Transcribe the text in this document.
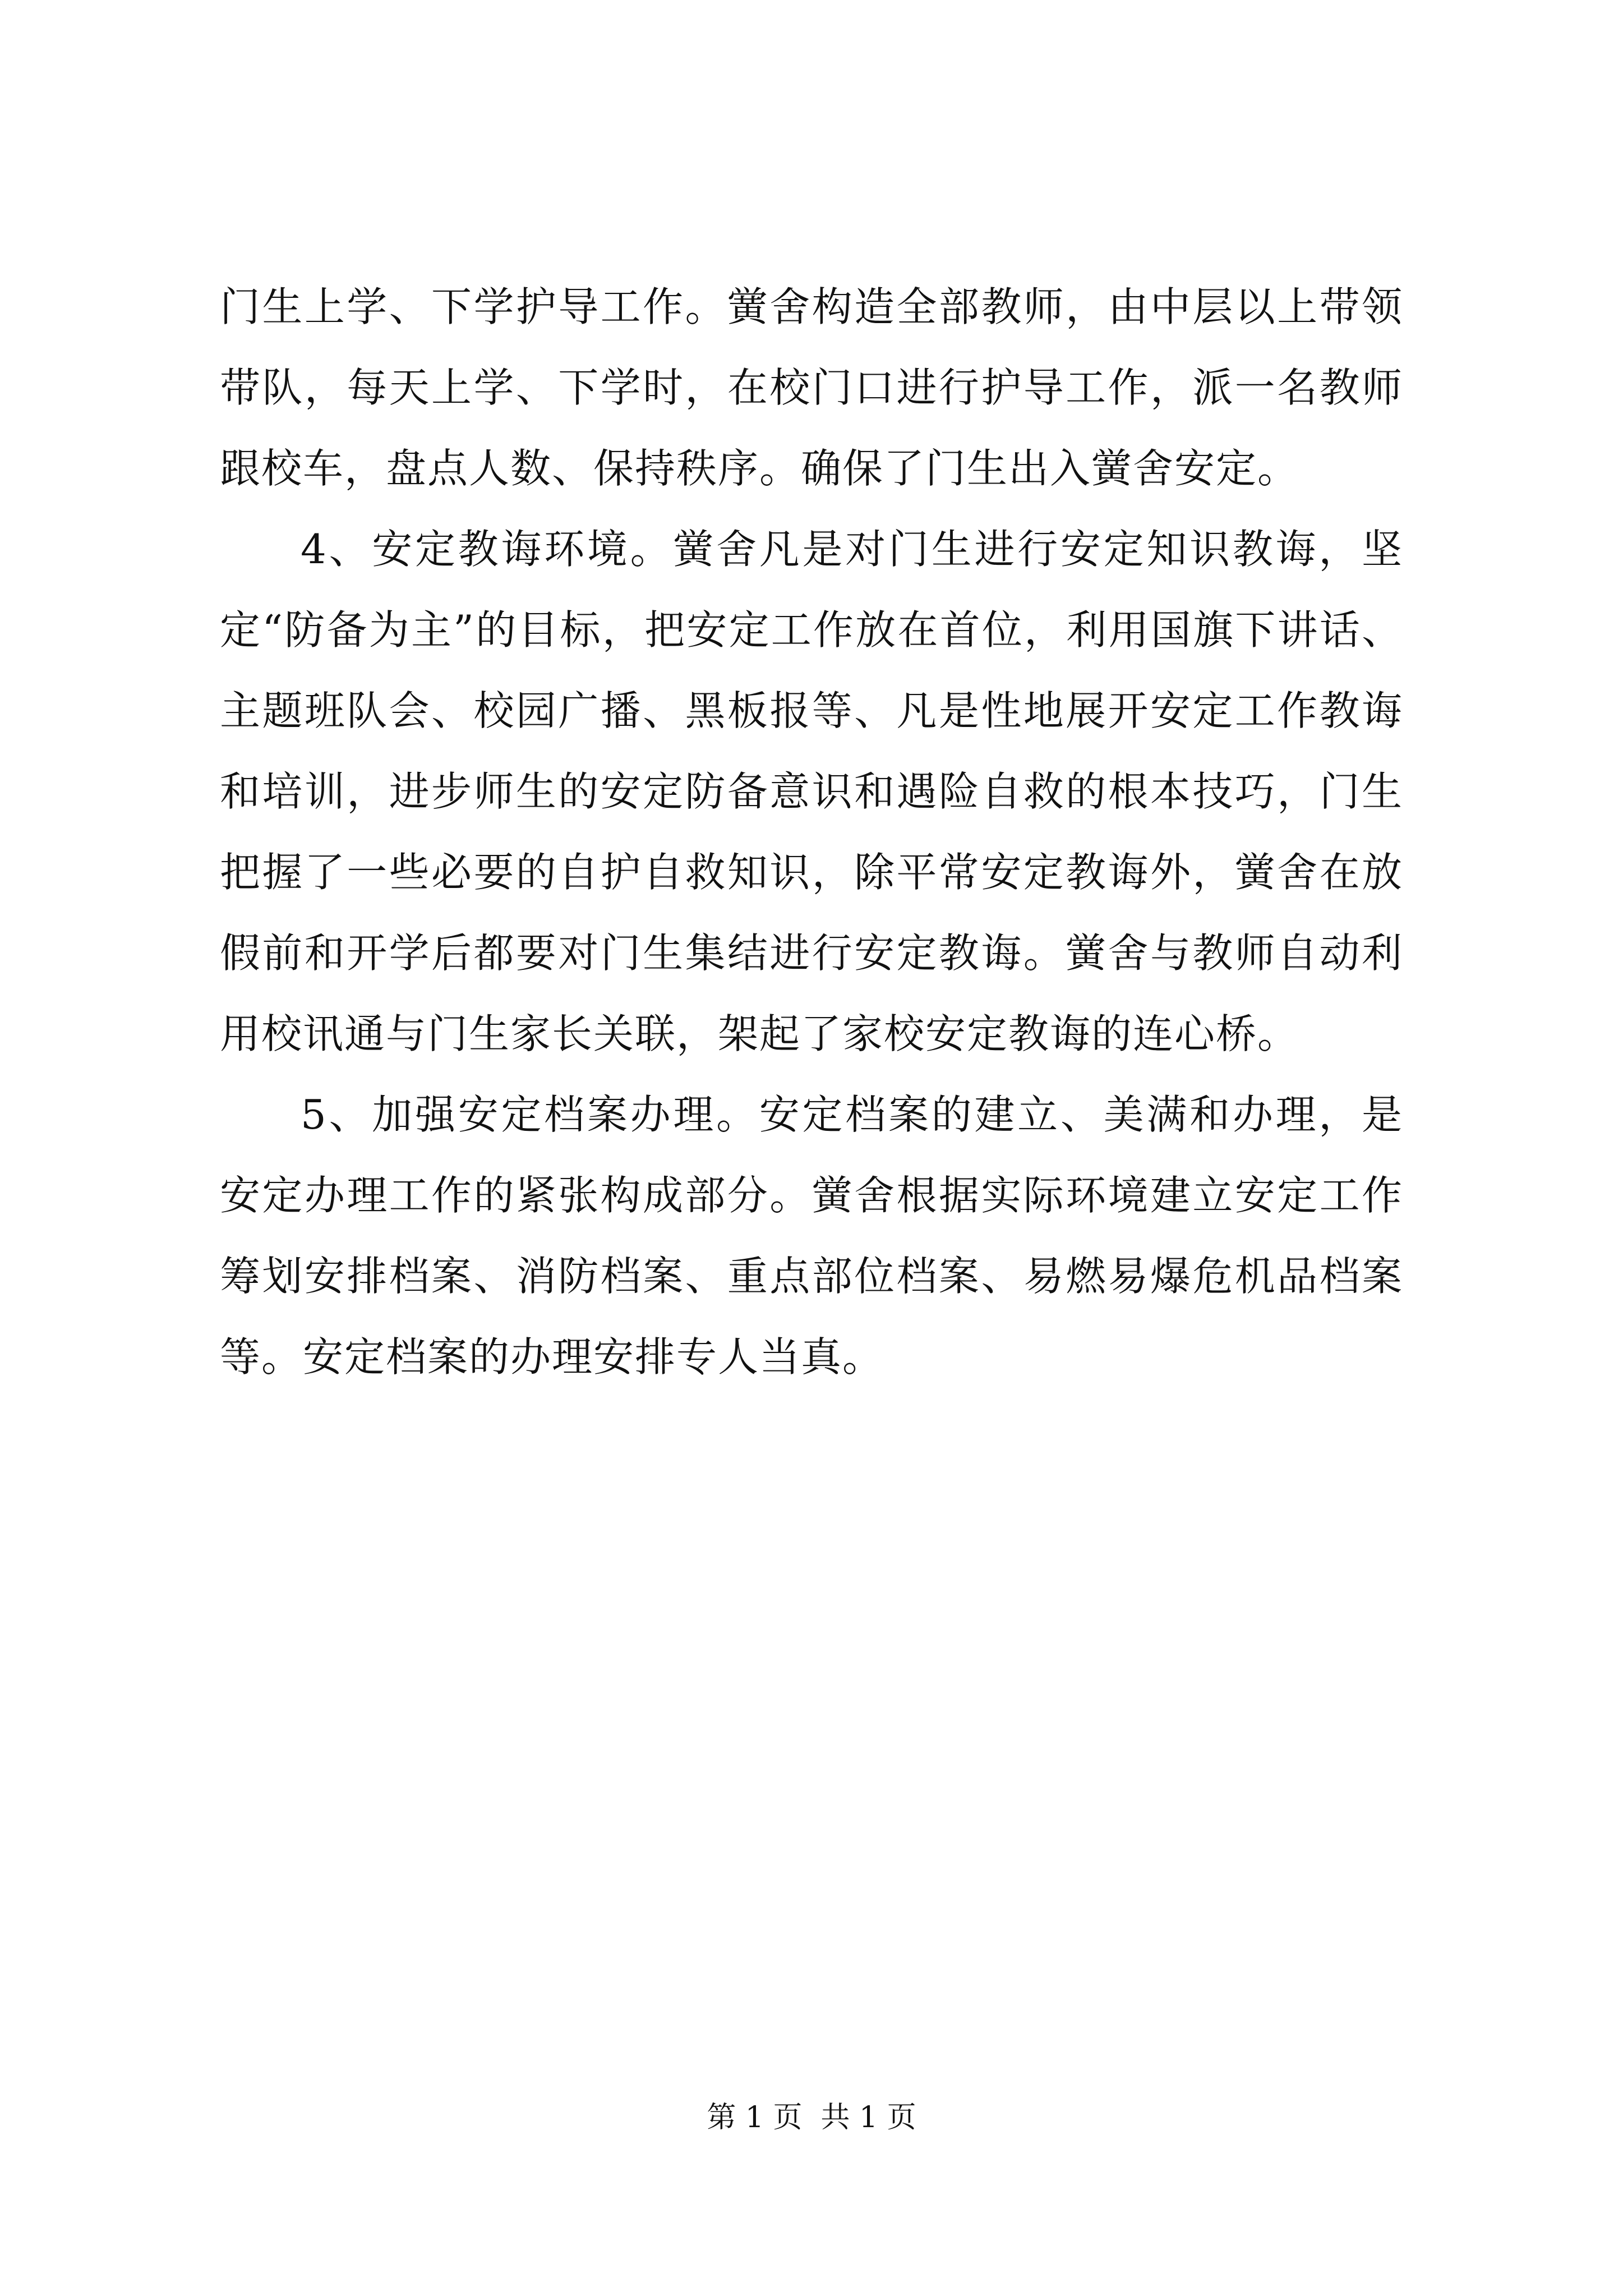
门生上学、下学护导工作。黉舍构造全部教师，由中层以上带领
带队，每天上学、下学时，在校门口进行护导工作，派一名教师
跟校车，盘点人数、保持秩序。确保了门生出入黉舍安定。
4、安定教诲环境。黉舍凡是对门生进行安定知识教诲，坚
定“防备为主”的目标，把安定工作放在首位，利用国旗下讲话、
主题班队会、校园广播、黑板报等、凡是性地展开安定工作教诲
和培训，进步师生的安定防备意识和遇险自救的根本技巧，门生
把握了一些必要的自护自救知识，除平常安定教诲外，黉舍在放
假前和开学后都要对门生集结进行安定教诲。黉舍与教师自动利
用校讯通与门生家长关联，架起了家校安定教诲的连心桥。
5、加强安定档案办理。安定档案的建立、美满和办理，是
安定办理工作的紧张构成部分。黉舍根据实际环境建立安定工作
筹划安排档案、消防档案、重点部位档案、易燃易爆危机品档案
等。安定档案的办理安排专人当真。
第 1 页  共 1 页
* * *
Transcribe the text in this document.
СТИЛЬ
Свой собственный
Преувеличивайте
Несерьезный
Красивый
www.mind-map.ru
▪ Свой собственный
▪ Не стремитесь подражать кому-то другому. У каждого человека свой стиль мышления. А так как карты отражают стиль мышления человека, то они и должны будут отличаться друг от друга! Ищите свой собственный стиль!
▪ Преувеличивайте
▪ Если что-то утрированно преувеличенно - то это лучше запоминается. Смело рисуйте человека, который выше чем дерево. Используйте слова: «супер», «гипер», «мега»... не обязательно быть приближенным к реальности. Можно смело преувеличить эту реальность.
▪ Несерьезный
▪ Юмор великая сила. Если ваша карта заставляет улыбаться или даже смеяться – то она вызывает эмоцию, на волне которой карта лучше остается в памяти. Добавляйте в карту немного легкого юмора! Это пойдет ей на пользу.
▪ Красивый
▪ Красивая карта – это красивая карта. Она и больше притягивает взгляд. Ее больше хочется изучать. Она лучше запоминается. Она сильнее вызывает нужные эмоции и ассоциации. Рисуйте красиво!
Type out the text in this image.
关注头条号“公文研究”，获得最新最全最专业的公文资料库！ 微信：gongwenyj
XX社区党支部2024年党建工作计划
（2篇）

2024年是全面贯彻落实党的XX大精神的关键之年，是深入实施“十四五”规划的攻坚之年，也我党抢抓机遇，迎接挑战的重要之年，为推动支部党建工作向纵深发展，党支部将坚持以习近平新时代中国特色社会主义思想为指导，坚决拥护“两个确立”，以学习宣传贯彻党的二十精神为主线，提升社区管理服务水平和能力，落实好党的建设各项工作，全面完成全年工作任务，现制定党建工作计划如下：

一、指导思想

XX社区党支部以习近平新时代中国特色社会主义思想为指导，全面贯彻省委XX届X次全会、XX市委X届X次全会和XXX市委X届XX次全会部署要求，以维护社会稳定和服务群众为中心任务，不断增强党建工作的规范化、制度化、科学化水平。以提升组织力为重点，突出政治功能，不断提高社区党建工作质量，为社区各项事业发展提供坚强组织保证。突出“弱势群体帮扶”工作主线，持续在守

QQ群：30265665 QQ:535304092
* * *
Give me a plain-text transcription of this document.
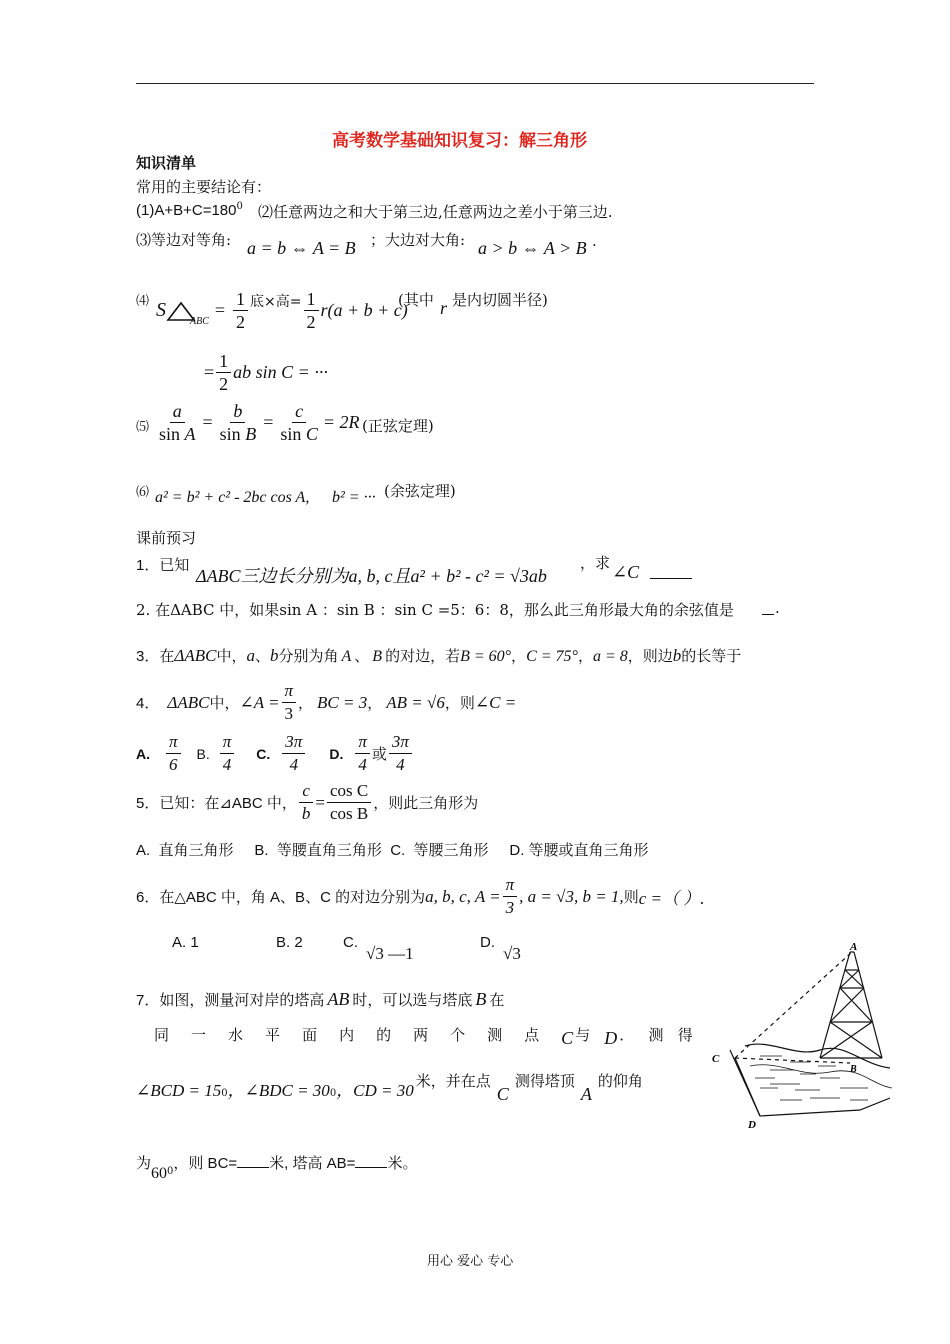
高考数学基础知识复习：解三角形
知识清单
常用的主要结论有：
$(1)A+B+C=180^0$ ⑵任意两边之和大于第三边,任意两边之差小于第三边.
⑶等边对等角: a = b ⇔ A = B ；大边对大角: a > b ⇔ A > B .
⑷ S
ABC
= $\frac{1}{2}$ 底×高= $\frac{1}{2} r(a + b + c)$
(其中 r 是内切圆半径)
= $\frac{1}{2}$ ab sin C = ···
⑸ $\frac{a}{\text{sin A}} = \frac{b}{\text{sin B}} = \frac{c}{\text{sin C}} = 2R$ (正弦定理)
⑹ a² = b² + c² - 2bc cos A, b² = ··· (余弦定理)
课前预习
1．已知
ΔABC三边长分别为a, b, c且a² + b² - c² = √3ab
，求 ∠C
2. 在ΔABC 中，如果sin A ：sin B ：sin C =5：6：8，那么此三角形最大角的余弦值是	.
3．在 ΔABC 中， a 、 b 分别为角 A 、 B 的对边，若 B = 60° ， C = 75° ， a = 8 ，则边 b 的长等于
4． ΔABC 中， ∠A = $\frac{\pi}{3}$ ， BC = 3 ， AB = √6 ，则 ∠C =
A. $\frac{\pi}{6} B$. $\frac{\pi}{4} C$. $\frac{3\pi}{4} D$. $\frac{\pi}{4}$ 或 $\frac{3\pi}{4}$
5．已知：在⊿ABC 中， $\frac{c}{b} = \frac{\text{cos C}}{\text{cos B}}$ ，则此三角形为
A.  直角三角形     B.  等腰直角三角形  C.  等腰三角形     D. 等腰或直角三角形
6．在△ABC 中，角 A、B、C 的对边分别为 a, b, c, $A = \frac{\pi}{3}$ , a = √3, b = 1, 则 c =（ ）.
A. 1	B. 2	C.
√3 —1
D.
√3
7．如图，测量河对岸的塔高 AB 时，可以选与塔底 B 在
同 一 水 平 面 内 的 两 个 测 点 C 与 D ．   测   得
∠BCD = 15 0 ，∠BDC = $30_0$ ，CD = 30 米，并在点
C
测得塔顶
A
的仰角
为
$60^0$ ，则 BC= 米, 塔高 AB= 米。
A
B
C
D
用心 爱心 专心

GIVEN TASK:
Identify and copy the lines holding the word "собственный".

COMPLETE RESPONSE:
Свой собственный
▪ Свой собственный
▪ Не стремитесь подражать кому-то другому. У каждого человека свой стиль мышления. А так как карты отражают стиль мышления человека, то они и должны будут отличаться друг от друга! Ищите свой собственный стиль!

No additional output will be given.